Figure contents as structured data:
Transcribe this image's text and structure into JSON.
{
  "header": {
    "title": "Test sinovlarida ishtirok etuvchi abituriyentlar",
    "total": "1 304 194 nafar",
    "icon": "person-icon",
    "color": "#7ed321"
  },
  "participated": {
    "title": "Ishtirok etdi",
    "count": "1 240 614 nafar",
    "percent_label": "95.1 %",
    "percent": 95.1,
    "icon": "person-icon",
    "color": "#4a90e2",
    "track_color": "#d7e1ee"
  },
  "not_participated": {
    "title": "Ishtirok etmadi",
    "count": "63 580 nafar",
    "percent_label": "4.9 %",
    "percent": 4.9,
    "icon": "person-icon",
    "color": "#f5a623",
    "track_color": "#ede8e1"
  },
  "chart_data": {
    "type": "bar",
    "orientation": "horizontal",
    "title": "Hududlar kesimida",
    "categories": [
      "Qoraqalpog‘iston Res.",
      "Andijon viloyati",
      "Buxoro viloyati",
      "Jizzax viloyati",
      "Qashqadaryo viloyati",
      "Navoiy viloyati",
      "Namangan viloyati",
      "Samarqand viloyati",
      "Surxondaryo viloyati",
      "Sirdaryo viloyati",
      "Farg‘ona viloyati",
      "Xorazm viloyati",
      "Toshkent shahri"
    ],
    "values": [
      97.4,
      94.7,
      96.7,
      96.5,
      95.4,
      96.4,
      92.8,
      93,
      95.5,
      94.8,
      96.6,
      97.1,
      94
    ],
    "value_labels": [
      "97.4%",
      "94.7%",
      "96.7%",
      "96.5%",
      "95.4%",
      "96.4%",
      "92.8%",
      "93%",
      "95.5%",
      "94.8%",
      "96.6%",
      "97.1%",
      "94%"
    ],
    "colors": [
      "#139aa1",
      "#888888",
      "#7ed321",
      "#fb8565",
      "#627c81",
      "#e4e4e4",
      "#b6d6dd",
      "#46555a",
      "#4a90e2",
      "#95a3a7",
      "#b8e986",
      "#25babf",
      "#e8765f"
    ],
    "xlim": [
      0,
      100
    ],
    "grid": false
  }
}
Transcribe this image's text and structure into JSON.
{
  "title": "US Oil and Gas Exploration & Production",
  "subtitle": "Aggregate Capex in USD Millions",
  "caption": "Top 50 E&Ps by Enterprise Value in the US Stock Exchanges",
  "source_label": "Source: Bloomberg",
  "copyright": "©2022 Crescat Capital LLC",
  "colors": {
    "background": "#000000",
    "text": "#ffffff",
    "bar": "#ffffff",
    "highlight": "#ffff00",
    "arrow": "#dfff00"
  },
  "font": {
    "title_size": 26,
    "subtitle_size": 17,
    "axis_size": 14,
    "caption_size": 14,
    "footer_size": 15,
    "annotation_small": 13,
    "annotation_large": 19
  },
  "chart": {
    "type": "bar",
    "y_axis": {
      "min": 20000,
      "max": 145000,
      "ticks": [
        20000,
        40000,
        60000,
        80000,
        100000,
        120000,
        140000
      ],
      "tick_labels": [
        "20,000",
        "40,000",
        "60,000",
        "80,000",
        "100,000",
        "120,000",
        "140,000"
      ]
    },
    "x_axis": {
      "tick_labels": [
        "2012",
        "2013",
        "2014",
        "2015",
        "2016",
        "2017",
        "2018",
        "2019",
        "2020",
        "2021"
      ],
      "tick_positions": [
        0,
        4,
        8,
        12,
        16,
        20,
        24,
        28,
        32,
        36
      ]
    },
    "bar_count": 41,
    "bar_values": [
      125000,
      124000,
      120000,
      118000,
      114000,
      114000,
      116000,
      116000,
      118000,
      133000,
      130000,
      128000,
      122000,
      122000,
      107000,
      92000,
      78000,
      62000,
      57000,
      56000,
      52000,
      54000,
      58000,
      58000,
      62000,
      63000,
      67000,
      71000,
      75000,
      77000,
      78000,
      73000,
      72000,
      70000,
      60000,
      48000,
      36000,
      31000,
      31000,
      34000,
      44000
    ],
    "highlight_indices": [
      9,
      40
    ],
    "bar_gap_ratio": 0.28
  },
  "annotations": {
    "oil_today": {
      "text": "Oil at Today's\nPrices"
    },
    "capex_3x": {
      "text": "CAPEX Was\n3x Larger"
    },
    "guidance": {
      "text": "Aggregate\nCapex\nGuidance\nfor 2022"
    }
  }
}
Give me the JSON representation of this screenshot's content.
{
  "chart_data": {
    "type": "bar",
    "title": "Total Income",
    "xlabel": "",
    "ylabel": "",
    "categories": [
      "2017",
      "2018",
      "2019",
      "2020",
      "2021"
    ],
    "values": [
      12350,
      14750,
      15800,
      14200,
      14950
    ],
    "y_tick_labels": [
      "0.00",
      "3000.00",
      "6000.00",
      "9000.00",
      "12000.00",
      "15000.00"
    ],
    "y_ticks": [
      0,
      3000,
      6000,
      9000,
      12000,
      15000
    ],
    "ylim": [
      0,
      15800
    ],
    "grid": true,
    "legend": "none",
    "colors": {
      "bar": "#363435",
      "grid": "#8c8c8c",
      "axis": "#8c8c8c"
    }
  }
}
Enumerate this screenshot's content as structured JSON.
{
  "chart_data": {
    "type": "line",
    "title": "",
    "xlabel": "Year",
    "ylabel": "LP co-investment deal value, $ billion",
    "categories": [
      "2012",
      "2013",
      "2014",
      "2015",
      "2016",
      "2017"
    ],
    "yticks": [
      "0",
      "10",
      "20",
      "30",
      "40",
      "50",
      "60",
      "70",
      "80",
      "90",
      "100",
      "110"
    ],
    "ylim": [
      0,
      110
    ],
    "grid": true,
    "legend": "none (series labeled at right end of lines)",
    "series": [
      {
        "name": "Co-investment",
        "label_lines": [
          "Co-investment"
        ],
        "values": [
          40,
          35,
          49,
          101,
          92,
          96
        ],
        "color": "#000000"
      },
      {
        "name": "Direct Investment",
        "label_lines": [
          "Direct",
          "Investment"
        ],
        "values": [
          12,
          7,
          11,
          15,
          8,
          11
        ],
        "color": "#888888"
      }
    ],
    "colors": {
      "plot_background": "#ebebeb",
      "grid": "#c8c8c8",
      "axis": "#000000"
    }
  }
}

* _STATED TASK_:
Reproduce the entries above exactly.

* _PROBLEM SOLUTION_:
Transcribe this image's text and structure into JSON.
{
  "header": {
    "title": "Test sinovlarida ishtirok etuvchi abituriyentlar",
    "total": "1 304 194 nafar",
    "icon": "person-icon",
    "color": "#7ed321"
  },
  "participated": {
    "title": "Ishtirok etdi",
    "count": "1 240 614 nafar",
    "percent_label": "95.1 %",
    "percent": 95.1,
    "icon": "person-icon",
    "color": "#4a90e2",
    "track_color": "#d7e1ee"
  },
  "not_participated": {
    "title": "Ishtirok etmadi",
    "count": "63 580 nafar",
    "percent_label": "4.9 %",
    "percent": 4.9,
    "icon": "person-icon",
    "color": "#f5a623",
    "track_color": "#ede8e1"
  },
  "chart_data": {
    "type": "bar",
    "orientation": "horizontal",
    "title": "Hududlar kesimida",
    "categories": [
      "Qoraqalpog‘iston Res.",
      "Andijon viloyati",
      "Buxoro viloyati",
      "Jizzax viloyati",
      "Qashqadaryo viloyati",
      "Navoiy viloyati",
      "Namangan viloyati",
      "Samarqand viloyati",
      "Surxondaryo viloyati",
      "Sirdaryo viloyati",
      "Farg‘ona viloyati",
      "Xorazm viloyati",
      "Toshkent shahri"
    ],
    "values": [
      97.4,
      94.7,
      96.7,
      96.5,
      95.4,
      96.4,
      92.8,
      93,
      95.5,
      94.8,
      96.6,
      97.1,
      94
    ],
    "value_labels": [
      "97.4%",
      "94.7%",
      "96.7%",
      "96.5%",
      "95.4%",
      "96.4%",
      "92.8%",
      "93%",
      "95.5%",
      "94.8%",
      "96.6%",
      "97.1%",
      "94%"
    ],
    "colors": [
      "#139aa1",
      "#888888",
      "#7ed321",
      "#fb8565",
      "#627c81",
      "#e4e4e4",
      "#b6d6dd",
      "#46555a",
      "#4a90e2",
      "#95a3a7",
      "#b8e986",
      "#25babf",
      "#e8765f"
    ],
    "xlim": [
      0,
      100
    ],
    "grid": false
  }
}
Transcribe this image's text and structure into JSON.
{
  "title": "US Oil and Gas Exploration & Production",
  "subtitle": "Aggregate Capex in USD Millions",
  "caption": "Top 50 E&Ps by Enterprise Value in the US Stock Exchanges",
  "source_label": "Source: Bloomberg",
  "copyright": "©2022 Crescat Capital LLC",
  "colors": {
    "background": "#000000",
    "text": "#ffffff",
    "bar": "#ffffff",
    "highlight": "#ffff00",
    "arrow": "#dfff00"
  },
  "font": {
    "title_size": 26,
    "subtitle_size": 17,
    "axis_size": 14,
    "caption_size": 14,
    "footer_size": 15,
    "annotation_small": 13,
    "annotation_large": 19
  },
  "chart": {
    "type": "bar",
    "y_axis": {
      "min": 20000,
      "max": 145000,
      "ticks": [
        20000,
        40000,
        60000,
        80000,
        100000,
        120000,
        140000
      ],
      "tick_labels": [
        "20,000",
        "40,000",
        "60,000",
        "80,000",
        "100,000",
        "120,000",
        "140,000"
      ]
    },
    "x_axis": {
      "tick_labels": [
        "2012",
        "2013",
        "2014",
        "2015",
        "2016",
        "2017",
        "2018",
        "2019",
        "2020",
        "2021"
      ],
      "tick_positions": [
        0,
        4,
        8,
        12,
        16,
        20,
        24,
        28,
        32,
        36
      ]
    },
    "bar_count": 41,
    "bar_values": [
      125000,
      124000,
      120000,
      118000,
      114000,
      114000,
      116000,
      116000,
      118000,
      133000,
      130000,
      128000,
      122000,
      122000,
      107000,
      92000,
      78000,
      62000,
      57000,
      56000,
      52000,
      54000,
      58000,
      58000,
      62000,
      63000,
      67000,
      71000,
      75000,
      77000,
      78000,
      73000,
      72000,
      70000,
      60000,
      48000,
      36000,
      31000,
      31000,
      34000,
      44000
    ],
    "highlight_indices": [
      9,
      40
    ],
    "bar_gap_ratio": 0.28
  },
  "annotations": {
    "oil_today": {
      "text": "Oil at Today's\nPrices"
    },
    "capex_3x": {
      "text": "CAPEX Was\n3x Larger"
    },
    "guidance": {
      "text": "Aggregate\nCapex\nGuidance\nfor 2022"
    }
  }
}
Give me the JSON representation of this screenshot's content.
{
  "chart_data": {
    "type": "bar",
    "title": "Total Income",
    "xlabel": "",
    "ylabel": "",
    "categories": [
      "2017",
      "2018",
      "2019",
      "2020",
      "2021"
    ],
    "values": [
      12350,
      14750,
      15800,
      14200,
      14950
    ],
    "y_tick_labels": [
      "0.00",
      "3000.00",
      "6000.00",
      "9000.00",
      "12000.00",
      "15000.00"
    ],
    "y_ticks": [
      0,
      3000,
      6000,
      9000,
      12000,
      15000
    ],
    "ylim": [
      0,
      15800
    ],
    "grid": true,
    "legend": "none",
    "colors": {
      "bar": "#363435",
      "grid": "#8c8c8c",
      "axis": "#8c8c8c"
    }
  }
}
Enumerate this screenshot's content as structured JSON.
{
  "chart_data": {
    "type": "line",
    "title": "",
    "xlabel": "Year",
    "ylabel": "LP co-investment deal value, $ billion",
    "categories": [
      "2012",
      "2013",
      "2014",
      "2015",
      "2016",
      "2017"
    ],
    "yticks": [
      "0",
      "10",
      "20",
      "30",
      "40",
      "50",
      "60",
      "70",
      "80",
      "90",
      "100",
      "110"
    ],
    "ylim": [
      0,
      110
    ],
    "grid": true,
    "legend": "none (series labeled at right end of lines)",
    "series": [
      {
        "name": "Co-investment",
        "label_lines": [
          "Co-investment"
        ],
        "values": [
          40,
          35,
          49,
          101,
          92,
          96
        ],
        "color": "#000000"
      },
      {
        "name": "Direct Investment",
        "label_lines": [
          "Direct",
          "Investment"
        ],
        "values": [
          12,
          7,
          11,
          15,
          8,
          11
        ],
        "color": "#888888"
      }
    ],
    "colors": {
      "plot_background": "#ebebeb",
      "grid": "#c8c8c8",
      "axis": "#000000"
    }
  }
}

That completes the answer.